-- start of Entries shown --

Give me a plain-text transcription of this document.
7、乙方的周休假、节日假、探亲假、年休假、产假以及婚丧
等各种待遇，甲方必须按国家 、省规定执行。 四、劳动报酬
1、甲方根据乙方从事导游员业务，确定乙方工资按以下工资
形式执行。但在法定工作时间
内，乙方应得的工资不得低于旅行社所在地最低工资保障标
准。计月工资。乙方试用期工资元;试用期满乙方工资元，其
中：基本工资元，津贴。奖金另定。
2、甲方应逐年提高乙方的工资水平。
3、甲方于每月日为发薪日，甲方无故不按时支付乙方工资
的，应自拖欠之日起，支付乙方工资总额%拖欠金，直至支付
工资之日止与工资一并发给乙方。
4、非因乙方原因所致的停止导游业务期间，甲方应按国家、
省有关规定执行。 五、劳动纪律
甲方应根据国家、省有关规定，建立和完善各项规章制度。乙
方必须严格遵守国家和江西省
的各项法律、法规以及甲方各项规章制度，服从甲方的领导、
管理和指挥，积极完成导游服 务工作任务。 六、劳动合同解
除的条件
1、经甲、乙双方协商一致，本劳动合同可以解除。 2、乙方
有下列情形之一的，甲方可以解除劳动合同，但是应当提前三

-- end of Entries shown --

__Stated goal__:
Using the listing above, please repeat every entry exactly.

__Response to the exercise__:
Give me a plain-text transcription of this document.
7、乙方的周休假、节日假、探亲假、年休假、产假以及婚丧
等各种待遇，甲方必须按国家 、省规定执行。 四、劳动报酬
1、甲方根据乙方从事导游员业务，确定乙方工资按以下工资
形式执行。但在法定工作时间
内，乙方应得的工资不得低于旅行社所在地最低工资保障标
准。计月工资。乙方试用期工资元;试用期满乙方工资元，其
中：基本工资元，津贴。奖金另定。
2、甲方应逐年提高乙方的工资水平。
3、甲方于每月日为发薪日，甲方无故不按时支付乙方工资
的，应自拖欠之日起，支付乙方工资总额%拖欠金，直至支付
工资之日止与工资一并发给乙方。
4、非因乙方原因所致的停止导游业务期间，甲方应按国家、
省有关规定执行。 五、劳动纪律
甲方应根据国家、省有关规定，建立和完善各项规章制度。乙
方必须严格遵守国家和江西省
的各项法律、法规以及甲方各项规章制度，服从甲方的领导、
管理和指挥，积极完成导游服 务工作任务。 六、劳动合同解
除的条件
1、经甲、乙双方协商一致，本劳动合同可以解除。 2、乙方
有下列情形之一的，甲方可以解除劳动合同，但是应当提前三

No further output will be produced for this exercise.